DIRECTIONS — Go through the entries below and collect each line with the string "bias" in it.

INPUT DATA —

┄┄┄┄┄┄

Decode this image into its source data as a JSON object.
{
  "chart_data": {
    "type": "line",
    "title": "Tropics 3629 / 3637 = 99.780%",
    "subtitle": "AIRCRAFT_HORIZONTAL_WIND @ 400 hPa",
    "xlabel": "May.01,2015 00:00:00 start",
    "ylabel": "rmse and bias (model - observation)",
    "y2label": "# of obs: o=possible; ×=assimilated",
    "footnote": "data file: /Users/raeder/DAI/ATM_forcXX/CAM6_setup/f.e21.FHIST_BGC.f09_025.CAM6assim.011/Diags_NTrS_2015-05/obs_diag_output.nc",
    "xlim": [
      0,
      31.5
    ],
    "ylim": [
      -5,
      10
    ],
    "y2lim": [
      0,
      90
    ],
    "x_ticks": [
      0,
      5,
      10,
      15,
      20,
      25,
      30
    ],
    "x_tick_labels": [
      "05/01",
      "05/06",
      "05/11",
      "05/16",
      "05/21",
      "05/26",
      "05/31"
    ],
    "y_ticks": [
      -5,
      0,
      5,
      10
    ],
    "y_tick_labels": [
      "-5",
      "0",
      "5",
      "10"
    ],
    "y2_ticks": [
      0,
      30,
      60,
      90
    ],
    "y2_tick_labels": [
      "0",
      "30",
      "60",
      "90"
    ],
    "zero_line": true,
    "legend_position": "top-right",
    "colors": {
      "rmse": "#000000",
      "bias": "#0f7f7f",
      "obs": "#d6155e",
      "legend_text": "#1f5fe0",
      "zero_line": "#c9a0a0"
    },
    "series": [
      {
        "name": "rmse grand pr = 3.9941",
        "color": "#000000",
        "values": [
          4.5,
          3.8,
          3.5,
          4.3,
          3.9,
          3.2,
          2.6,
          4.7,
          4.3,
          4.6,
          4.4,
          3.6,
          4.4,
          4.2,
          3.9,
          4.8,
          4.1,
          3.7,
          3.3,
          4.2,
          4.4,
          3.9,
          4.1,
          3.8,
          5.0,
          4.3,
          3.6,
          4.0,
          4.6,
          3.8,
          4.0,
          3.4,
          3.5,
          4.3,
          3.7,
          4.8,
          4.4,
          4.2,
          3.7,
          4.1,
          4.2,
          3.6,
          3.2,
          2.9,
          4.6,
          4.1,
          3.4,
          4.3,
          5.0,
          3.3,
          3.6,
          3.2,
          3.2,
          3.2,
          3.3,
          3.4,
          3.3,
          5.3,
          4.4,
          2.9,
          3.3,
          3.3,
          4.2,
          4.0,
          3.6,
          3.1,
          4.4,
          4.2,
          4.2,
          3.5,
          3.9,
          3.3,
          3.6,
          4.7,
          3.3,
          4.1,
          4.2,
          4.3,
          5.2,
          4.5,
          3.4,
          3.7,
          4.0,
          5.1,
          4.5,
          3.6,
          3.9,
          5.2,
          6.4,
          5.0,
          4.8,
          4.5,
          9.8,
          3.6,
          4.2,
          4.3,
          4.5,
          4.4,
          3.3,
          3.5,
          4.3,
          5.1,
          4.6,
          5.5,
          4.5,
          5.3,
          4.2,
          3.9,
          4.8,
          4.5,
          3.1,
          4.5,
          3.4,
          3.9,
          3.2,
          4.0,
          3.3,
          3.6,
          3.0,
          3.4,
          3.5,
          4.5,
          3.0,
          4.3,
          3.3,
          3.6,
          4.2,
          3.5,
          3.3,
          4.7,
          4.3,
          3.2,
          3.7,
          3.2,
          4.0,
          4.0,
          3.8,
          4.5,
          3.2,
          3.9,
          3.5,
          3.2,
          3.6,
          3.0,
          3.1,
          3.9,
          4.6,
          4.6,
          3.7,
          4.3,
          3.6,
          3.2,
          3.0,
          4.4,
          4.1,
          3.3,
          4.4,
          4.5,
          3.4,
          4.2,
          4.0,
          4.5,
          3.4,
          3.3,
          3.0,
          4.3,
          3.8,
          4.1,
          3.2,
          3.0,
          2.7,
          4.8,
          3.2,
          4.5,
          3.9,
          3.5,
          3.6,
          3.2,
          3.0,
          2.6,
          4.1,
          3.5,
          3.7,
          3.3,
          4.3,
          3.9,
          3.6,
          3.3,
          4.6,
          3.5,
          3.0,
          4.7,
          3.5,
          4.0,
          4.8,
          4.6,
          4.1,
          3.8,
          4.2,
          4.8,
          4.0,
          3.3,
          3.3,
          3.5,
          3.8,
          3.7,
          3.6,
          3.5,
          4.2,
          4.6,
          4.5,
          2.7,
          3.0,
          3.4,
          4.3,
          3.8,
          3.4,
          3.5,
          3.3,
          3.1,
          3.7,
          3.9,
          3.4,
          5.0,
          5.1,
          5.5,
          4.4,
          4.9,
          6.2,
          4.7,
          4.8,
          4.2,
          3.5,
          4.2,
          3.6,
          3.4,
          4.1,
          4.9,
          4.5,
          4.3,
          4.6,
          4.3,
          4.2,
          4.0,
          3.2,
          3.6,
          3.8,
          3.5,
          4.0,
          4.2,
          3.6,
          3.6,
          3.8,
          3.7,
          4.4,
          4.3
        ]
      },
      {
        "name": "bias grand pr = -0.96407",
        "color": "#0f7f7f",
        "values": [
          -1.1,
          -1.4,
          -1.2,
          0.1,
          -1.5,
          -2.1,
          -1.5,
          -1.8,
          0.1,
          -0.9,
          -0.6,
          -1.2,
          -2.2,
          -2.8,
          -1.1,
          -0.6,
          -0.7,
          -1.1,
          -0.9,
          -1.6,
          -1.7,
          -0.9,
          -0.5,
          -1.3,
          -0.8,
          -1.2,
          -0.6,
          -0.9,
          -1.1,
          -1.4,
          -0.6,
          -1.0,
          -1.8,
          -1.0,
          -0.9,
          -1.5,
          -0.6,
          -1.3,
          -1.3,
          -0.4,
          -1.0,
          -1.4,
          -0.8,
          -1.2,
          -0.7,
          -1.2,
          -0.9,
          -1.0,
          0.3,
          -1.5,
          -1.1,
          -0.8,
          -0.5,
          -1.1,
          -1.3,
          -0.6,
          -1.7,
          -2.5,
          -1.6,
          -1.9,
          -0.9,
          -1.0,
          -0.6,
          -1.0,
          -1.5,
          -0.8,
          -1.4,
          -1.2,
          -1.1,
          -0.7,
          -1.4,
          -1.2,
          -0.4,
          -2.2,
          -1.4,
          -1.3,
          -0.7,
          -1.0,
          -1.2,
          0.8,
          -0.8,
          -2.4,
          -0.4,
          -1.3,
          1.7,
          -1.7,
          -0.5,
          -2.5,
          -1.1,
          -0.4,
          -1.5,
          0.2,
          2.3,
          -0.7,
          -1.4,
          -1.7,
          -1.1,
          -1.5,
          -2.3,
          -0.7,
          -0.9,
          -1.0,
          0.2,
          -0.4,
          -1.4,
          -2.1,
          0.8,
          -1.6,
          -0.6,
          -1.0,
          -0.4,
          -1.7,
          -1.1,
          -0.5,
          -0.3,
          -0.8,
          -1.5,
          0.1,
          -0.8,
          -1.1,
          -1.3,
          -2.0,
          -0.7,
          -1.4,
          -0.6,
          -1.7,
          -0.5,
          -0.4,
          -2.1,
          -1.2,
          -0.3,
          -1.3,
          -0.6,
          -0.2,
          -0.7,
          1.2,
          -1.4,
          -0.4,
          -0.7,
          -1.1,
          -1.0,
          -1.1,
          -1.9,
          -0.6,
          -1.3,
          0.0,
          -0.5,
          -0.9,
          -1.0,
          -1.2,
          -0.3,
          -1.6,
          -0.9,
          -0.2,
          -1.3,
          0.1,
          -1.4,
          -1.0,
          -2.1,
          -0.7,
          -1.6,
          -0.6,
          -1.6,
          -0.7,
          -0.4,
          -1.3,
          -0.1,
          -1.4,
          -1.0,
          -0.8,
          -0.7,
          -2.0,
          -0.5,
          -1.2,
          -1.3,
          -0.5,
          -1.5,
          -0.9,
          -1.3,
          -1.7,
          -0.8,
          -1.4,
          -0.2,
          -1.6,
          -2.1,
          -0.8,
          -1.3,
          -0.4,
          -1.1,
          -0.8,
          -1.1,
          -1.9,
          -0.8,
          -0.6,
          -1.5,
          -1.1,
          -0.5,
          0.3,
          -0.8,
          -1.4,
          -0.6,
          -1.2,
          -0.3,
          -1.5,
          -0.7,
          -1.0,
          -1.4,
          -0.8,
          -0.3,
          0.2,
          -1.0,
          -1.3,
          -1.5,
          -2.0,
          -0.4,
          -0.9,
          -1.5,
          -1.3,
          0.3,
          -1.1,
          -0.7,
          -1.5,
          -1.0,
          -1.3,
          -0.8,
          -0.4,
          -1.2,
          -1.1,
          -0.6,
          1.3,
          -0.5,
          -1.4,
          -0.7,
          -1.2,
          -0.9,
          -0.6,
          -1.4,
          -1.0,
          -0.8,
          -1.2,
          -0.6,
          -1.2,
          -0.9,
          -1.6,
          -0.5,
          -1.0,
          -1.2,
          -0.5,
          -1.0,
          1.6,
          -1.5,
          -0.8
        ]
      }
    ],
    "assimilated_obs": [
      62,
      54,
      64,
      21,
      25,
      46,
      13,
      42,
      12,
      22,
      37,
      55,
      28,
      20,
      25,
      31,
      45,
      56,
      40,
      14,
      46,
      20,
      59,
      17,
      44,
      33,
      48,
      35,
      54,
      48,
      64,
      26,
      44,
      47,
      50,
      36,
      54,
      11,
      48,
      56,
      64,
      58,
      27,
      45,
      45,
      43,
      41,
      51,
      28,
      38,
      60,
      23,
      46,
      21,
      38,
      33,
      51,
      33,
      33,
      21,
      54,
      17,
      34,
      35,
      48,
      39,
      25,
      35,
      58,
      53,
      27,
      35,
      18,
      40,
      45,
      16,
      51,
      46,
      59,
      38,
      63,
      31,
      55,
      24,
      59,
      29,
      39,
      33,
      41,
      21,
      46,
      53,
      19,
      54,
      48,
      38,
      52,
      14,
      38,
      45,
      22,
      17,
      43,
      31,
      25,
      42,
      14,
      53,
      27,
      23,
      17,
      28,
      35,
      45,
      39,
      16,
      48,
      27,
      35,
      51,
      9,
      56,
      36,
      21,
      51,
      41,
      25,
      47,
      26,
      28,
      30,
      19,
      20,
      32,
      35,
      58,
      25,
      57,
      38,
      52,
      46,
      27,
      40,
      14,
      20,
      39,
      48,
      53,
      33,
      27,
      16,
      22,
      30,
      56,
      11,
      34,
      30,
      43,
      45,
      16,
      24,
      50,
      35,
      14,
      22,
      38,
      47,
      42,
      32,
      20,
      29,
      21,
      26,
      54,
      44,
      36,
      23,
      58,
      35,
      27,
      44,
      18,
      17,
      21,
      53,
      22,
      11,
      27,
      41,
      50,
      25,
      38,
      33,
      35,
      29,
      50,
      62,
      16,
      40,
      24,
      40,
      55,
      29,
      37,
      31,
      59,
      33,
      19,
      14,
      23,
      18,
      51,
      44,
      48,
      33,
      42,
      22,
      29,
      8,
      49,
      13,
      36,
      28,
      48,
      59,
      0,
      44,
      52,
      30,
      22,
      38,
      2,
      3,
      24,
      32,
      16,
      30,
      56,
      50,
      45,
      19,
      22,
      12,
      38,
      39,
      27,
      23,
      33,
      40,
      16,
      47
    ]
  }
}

┄┄┄┄┄┄

WRITTEN SOLUTION —
    "ylabel": "rmse and bias (model - observation)",
      "bias": "#0f7f7f",
        "name": "bias grand pr = -0.96407",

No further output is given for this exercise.